(Records)
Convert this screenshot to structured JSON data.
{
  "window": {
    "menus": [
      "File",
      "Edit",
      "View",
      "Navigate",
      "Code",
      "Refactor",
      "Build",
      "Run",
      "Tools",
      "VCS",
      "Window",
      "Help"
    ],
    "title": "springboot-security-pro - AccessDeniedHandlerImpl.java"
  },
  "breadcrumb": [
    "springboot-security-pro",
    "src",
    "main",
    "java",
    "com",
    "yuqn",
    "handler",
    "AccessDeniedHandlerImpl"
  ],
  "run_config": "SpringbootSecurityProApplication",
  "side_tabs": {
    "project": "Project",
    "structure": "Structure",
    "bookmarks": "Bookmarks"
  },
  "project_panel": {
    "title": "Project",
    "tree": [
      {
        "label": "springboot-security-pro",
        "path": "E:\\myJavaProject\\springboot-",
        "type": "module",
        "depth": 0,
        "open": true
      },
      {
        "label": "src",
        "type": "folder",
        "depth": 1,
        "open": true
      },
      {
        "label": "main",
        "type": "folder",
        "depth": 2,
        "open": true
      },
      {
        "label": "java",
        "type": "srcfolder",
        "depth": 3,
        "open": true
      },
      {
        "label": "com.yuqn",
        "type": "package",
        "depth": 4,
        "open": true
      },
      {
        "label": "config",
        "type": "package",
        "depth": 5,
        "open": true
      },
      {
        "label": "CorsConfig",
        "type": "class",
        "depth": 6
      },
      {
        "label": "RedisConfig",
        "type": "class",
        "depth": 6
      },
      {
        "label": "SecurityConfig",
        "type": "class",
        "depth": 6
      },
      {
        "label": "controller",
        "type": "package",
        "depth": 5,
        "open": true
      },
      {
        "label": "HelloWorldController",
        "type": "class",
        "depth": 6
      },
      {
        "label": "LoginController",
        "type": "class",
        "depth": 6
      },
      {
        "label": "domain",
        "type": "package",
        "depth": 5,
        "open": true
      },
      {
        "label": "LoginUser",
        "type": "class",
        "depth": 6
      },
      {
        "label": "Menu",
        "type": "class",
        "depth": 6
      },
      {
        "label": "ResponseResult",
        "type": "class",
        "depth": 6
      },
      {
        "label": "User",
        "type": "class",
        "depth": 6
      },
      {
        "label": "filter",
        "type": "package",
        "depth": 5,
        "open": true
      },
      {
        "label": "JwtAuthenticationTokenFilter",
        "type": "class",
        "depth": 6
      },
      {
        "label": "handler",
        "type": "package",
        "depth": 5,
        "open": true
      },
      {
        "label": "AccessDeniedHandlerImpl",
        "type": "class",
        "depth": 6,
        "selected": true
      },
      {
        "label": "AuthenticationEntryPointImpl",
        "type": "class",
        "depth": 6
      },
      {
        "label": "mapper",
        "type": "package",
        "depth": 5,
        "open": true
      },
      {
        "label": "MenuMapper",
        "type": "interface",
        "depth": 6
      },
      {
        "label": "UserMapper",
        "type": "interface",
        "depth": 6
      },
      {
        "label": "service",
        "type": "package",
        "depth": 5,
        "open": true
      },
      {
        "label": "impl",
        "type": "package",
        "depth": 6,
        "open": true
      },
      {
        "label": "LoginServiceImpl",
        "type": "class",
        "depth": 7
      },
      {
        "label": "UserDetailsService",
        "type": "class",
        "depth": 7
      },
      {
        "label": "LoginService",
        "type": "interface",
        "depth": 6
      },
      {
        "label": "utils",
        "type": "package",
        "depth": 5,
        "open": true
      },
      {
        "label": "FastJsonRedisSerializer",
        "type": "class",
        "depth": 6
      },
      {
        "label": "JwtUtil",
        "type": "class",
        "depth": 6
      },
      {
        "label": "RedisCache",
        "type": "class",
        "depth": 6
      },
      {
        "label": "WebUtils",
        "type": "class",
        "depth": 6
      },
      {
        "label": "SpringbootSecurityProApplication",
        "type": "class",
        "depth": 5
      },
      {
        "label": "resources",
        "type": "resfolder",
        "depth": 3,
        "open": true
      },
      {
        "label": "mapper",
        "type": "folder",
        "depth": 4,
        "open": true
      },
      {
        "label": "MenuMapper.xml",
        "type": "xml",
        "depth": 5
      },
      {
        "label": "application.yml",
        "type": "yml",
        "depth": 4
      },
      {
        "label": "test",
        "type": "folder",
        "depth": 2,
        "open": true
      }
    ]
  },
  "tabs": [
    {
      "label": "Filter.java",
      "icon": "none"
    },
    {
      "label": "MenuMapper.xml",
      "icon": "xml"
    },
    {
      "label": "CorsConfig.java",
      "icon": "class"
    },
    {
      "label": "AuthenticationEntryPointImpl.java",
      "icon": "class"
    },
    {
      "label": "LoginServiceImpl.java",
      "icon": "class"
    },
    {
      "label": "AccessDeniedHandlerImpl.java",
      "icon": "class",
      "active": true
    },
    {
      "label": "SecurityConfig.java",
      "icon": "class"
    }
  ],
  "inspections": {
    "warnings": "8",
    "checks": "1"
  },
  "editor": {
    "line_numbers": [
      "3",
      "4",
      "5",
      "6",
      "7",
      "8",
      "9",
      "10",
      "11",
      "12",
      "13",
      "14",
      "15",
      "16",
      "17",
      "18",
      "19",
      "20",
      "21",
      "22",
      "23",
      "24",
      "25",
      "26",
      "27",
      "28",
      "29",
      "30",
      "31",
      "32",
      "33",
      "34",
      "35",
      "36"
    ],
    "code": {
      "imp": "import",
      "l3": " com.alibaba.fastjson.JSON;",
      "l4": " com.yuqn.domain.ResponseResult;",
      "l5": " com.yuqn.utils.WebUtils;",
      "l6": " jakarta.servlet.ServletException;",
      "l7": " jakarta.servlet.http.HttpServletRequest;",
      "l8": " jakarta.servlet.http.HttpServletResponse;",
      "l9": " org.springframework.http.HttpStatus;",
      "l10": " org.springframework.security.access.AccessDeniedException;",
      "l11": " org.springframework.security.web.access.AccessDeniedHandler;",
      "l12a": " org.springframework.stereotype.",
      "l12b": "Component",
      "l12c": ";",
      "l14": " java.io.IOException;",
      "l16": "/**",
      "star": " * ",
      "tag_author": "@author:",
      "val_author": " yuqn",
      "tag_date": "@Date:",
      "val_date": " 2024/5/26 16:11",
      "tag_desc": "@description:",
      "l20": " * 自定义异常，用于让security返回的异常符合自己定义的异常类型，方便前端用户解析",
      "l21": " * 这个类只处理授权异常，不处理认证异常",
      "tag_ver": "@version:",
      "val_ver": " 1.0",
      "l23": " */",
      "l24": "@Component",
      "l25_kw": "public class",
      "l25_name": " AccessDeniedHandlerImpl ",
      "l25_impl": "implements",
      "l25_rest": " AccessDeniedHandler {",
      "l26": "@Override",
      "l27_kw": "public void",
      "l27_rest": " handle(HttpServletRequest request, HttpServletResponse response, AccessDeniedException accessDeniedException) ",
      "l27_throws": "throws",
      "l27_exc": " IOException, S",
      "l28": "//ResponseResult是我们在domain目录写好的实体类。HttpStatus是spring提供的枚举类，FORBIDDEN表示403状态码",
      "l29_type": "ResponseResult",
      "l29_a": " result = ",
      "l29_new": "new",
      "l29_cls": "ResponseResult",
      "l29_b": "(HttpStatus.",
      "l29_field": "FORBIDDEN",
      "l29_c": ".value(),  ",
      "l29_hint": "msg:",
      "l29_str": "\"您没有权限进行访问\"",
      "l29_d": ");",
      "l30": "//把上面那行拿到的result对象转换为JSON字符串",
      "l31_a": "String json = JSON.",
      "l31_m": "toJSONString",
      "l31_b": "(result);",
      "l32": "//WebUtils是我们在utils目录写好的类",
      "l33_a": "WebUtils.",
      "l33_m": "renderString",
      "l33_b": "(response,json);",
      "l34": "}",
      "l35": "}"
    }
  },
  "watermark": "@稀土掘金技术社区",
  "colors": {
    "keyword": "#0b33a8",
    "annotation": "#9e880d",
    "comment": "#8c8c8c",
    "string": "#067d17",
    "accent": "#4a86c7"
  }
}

#### AIM OF THE TASK:
In the records above, locate each line with the word "IOException". Copy all such lines.

#### FINAL RESULT:
      "l14": " java.io.IOException;",
      "l27_exc": " IOException, S",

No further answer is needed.